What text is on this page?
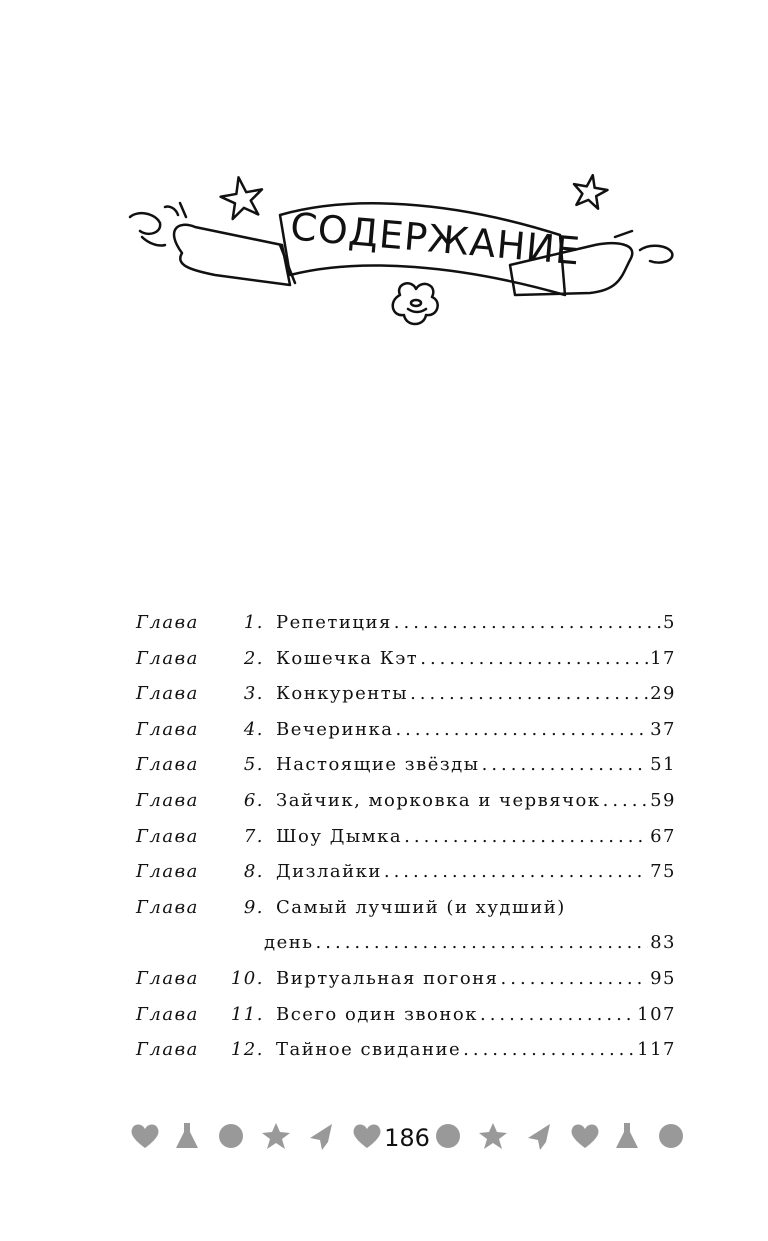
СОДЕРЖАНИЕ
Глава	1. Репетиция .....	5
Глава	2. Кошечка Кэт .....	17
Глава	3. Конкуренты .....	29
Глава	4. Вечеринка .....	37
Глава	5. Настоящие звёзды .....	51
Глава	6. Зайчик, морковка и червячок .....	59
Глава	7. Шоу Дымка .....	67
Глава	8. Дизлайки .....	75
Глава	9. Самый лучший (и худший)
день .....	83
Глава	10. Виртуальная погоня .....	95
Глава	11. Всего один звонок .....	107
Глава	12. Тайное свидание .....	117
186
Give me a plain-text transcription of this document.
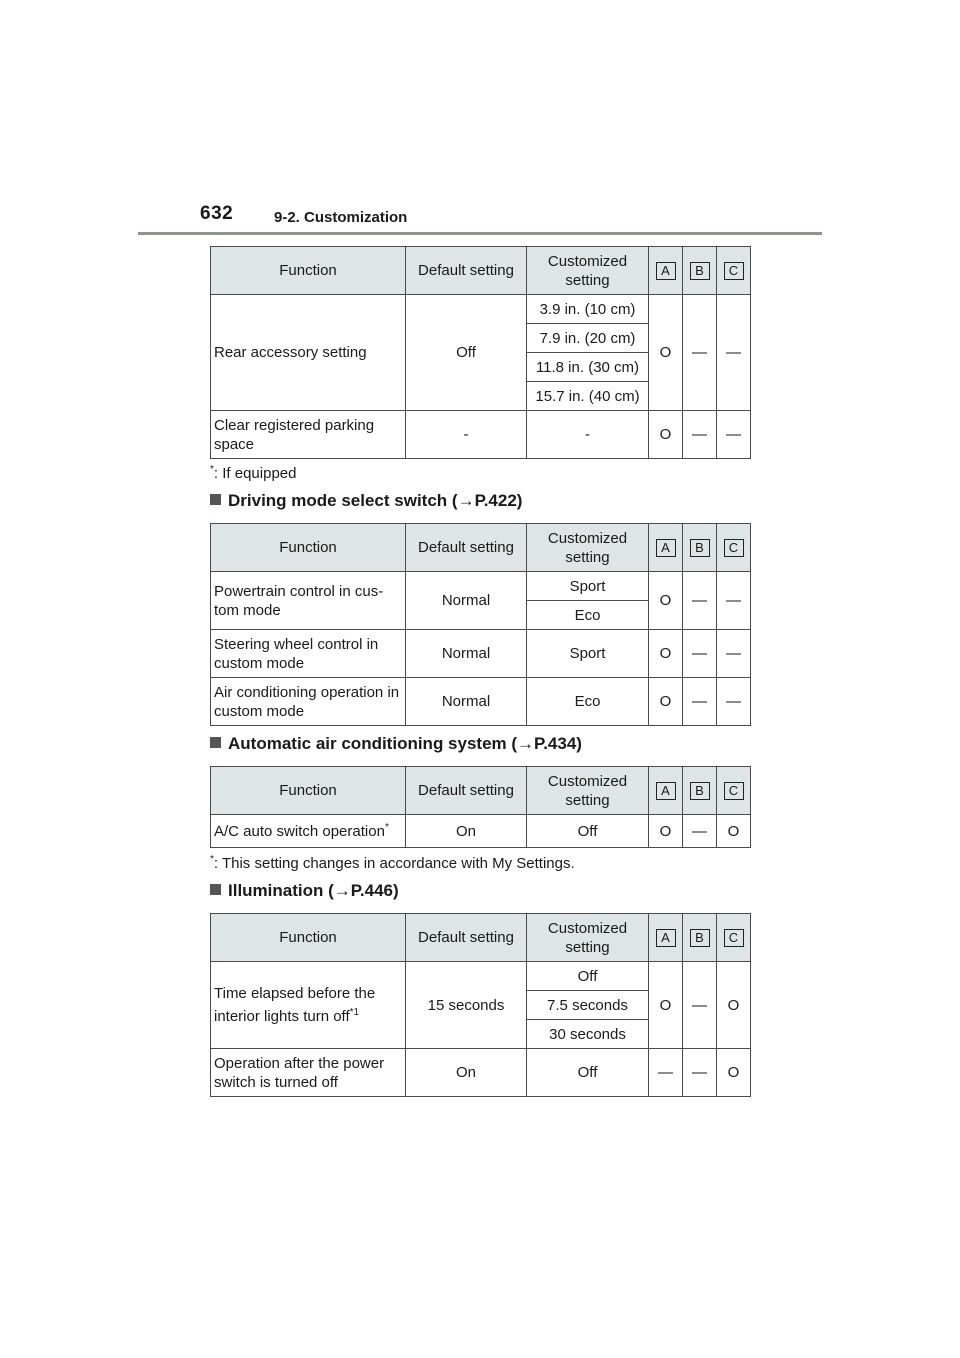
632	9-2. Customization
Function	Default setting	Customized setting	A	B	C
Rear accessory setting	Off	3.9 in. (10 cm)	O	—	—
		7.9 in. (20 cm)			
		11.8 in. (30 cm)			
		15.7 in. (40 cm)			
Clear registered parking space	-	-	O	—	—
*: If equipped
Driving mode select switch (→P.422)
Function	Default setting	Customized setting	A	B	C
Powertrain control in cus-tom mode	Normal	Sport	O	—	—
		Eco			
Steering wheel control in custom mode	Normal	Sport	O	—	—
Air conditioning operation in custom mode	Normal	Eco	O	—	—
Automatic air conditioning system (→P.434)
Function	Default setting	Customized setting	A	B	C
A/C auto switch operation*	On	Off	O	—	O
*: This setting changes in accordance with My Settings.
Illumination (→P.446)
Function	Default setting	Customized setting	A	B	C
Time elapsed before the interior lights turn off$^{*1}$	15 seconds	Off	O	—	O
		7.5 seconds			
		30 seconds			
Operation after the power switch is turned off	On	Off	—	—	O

» **WHAT YOU ARE ASKED TO DO**:
Extract, from the material above, each line holding the word "Sport".

» **RESPONSE TO THE EXERCISE**:
Powertrain control in cus-tom mode	Normal	Sport	O	—	—
Steering wheel control in custom mode	Normal	Sport	O	—	—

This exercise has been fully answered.